### Task requirements
Return the listing word for word, as given.

[Figure record extracts]
........
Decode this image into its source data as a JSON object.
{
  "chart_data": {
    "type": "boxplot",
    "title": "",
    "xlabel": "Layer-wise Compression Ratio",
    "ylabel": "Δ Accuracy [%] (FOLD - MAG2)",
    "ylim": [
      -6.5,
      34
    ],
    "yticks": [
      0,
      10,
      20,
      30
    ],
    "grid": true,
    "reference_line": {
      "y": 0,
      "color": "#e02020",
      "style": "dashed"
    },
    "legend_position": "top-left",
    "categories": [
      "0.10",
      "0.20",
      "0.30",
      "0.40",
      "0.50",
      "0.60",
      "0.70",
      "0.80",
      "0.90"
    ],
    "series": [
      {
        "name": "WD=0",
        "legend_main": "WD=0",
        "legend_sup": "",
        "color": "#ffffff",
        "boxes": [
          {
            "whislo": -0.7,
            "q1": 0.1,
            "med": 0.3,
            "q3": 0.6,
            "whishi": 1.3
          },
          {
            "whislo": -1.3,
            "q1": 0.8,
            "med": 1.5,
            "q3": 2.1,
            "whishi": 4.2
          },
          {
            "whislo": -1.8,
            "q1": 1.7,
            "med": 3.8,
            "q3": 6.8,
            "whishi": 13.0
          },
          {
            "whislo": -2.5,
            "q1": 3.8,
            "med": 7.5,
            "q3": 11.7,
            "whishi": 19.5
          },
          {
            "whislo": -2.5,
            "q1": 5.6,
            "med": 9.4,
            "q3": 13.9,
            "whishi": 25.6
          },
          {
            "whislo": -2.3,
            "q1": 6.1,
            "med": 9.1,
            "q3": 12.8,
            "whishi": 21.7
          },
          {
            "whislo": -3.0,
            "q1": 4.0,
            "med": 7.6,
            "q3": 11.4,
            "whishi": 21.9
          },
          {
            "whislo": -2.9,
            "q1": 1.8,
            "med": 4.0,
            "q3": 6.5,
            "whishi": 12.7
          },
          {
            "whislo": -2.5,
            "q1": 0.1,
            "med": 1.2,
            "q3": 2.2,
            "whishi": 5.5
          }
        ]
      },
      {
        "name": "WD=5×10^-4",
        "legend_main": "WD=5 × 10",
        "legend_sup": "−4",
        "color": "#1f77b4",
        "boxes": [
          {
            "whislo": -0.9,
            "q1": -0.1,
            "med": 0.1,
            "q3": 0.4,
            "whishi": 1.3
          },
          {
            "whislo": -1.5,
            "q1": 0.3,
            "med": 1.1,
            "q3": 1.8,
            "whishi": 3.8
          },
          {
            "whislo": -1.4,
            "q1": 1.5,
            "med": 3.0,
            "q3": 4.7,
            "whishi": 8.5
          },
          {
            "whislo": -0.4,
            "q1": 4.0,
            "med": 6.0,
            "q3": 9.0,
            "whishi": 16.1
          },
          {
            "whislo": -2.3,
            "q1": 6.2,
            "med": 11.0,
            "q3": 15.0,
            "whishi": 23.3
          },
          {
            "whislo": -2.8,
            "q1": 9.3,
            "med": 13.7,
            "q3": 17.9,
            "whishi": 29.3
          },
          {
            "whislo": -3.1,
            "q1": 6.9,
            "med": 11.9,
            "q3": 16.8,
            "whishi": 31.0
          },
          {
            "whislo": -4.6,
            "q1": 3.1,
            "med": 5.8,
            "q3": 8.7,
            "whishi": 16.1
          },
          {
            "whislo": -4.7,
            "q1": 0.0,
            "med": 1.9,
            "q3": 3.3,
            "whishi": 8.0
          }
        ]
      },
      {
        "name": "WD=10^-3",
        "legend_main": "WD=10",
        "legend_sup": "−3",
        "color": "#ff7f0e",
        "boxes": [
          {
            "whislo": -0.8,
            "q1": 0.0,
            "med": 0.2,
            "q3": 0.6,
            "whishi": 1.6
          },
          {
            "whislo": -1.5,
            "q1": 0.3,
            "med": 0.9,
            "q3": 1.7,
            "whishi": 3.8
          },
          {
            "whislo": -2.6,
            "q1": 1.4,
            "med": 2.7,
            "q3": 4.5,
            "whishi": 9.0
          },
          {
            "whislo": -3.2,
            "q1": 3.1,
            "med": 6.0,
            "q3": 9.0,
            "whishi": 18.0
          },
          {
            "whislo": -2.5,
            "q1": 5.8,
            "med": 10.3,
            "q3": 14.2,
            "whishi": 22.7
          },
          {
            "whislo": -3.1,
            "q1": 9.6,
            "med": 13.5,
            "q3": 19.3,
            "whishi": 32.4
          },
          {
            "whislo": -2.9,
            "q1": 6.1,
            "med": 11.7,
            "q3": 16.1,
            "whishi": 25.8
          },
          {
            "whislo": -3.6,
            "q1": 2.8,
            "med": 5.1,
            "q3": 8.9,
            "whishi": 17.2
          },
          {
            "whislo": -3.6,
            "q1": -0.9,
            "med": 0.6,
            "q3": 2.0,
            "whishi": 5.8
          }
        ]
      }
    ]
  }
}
........
### Right answer
Decode this image into its source data as a JSON object.
{
  "chart_data": {
    "type": "boxplot",
    "title": "",
    "xlabel": "Layer-wise Compression Ratio",
    "ylabel": "Δ Accuracy [%] (FOLD - MAG2)",
    "ylim": [
      -6.5,
      34
    ],
    "yticks": [
      0,
      10,
      20,
      30
    ],
    "grid": true,
    "reference_line": {
      "y": 0,
      "color": "#e02020",
      "style": "dashed"
    },
    "legend_position": "top-left",
    "categories": [
      "0.10",
      "0.20",
      "0.30",
      "0.40",
      "0.50",
      "0.60",
      "0.70",
      "0.80",
      "0.90"
    ],
    "series": [
      {
        "name": "WD=0",
        "legend_main": "WD=0",
        "legend_sup": "",
        "color": "#ffffff",
        "boxes": [
          {
            "whislo": -0.7,
            "q1": 0.1,
            "med": 0.3,
            "q3": 0.6,
            "whishi": 1.3
          },
          {
            "whislo": -1.3,
            "q1": 0.8,
            "med": 1.5,
            "q3": 2.1,
            "whishi": 4.2
          },
          {
            "whislo": -1.8,
            "q1": 1.7,
            "med": 3.8,
            "q3": 6.8,
            "whishi": 13.0
          },
          {
            "whislo": -2.5,
            "q1": 3.8,
            "med": 7.5,
            "q3": 11.7,
            "whishi": 19.5
          },
          {
            "whislo": -2.5,
            "q1": 5.6,
            "med": 9.4,
            "q3": 13.9,
            "whishi": 25.6
          },
          {
            "whislo": -2.3,
            "q1": 6.1,
            "med": 9.1,
            "q3": 12.8,
            "whishi": 21.7
          },
          {
            "whislo": -3.0,
            "q1": 4.0,
            "med": 7.6,
            "q3": 11.4,
            "whishi": 21.9
          },
          {
            "whislo": -2.9,
            "q1": 1.8,
            "med": 4.0,
            "q3": 6.5,
            "whishi": 12.7
          },
          {
            "whislo": -2.5,
            "q1": 0.1,
            "med": 1.2,
            "q3": 2.2,
            "whishi": 5.5
          }
        ]
      },
      {
        "name": "WD=5×10^-4",
        "legend_main": "WD=5 × 10",
        "legend_sup": "−4",
        "color": "#1f77b4",
        "boxes": [
          {
            "whislo": -0.9,
            "q1": -0.1,
            "med": 0.1,
            "q3": 0.4,
            "whishi": 1.3
          },
          {
            "whislo": -1.5,
            "q1": 0.3,
            "med": 1.1,
            "q3": 1.8,
            "whishi": 3.8
          },
          {
            "whislo": -1.4,
            "q1": 1.5,
            "med": 3.0,
            "q3": 4.7,
            "whishi": 8.5
          },
          {
            "whislo": -0.4,
            "q1": 4.0,
            "med": 6.0,
            "q3": 9.0,
            "whishi": 16.1
          },
          {
            "whislo": -2.3,
            "q1": 6.2,
            "med": 11.0,
            "q3": 15.0,
            "whishi": 23.3
          },
          {
            "whislo": -2.8,
            "q1": 9.3,
            "med": 13.7,
            "q3": 17.9,
            "whishi": 29.3
          },
          {
            "whislo": -3.1,
            "q1": 6.9,
            "med": 11.9,
            "q3": 16.8,
            "whishi": 31.0
          },
          {
            "whislo": -4.6,
            "q1": 3.1,
            "med": 5.8,
            "q3": 8.7,
            "whishi": 16.1
          },
          {
            "whislo": -4.7,
            "q1": 0.0,
            "med": 1.9,
            "q3": 3.3,
            "whishi": 8.0
          }
        ]
      },
      {
        "name": "WD=10^-3",
        "legend_main": "WD=10",
        "legend_sup": "−3",
        "color": "#ff7f0e",
        "boxes": [
          {
            "whislo": -0.8,
            "q1": 0.0,
            "med": 0.2,
            "q3": 0.6,
            "whishi": 1.6
          },
          {
            "whislo": -1.5,
            "q1": 0.3,
            "med": 0.9,
            "q3": 1.7,
            "whishi": 3.8
          },
          {
            "whislo": -2.6,
            "q1": 1.4,
            "med": 2.7,
            "q3": 4.5,
            "whishi": 9.0
          },
          {
            "whislo": -3.2,
            "q1": 3.1,
            "med": 6.0,
            "q3": 9.0,
            "whishi": 18.0
          },
          {
            "whislo": -2.5,
            "q1": 5.8,
            "med": 10.3,
            "q3": 14.2,
            "whishi": 22.7
          },
          {
            "whislo": -3.1,
            "q1": 9.6,
            "med": 13.5,
            "q3": 19.3,
            "whishi": 32.4
          },
          {
            "whislo": -2.9,
            "q1": 6.1,
            "med": 11.7,
            "q3": 16.1,
            "whishi": 25.8
          },
          {
            "whislo": -3.6,
            "q1": 2.8,
            "med": 5.1,
            "q3": 8.9,
            "whishi": 17.2
          },
          {
            "whislo": -3.6,
            "q1": -0.9,
            "med": 0.6,
            "q3": 2.0,
            "whishi": 5.8
          }
        ]
      }
    ]
  }
}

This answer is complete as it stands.